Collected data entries
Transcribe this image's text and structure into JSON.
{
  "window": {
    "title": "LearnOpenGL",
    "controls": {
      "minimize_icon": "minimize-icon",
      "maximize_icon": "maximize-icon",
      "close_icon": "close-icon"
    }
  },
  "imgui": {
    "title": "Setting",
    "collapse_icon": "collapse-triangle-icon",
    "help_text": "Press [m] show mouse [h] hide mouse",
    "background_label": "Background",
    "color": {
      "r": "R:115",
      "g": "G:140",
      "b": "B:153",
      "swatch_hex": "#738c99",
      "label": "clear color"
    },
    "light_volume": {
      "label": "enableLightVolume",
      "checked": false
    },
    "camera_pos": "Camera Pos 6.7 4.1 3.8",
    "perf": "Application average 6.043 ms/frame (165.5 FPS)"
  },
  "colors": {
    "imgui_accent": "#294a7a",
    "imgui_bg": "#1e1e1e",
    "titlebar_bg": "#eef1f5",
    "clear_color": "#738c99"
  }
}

* [What needs to be done]
Return all the lines that contain the string "icon".

* [Task result]
      "minimize_icon": "minimize-icon",
      "maximize_icon": "maximize-icon",
      "close_icon": "close-icon"
    "collapse_icon": "collapse-triangle-icon",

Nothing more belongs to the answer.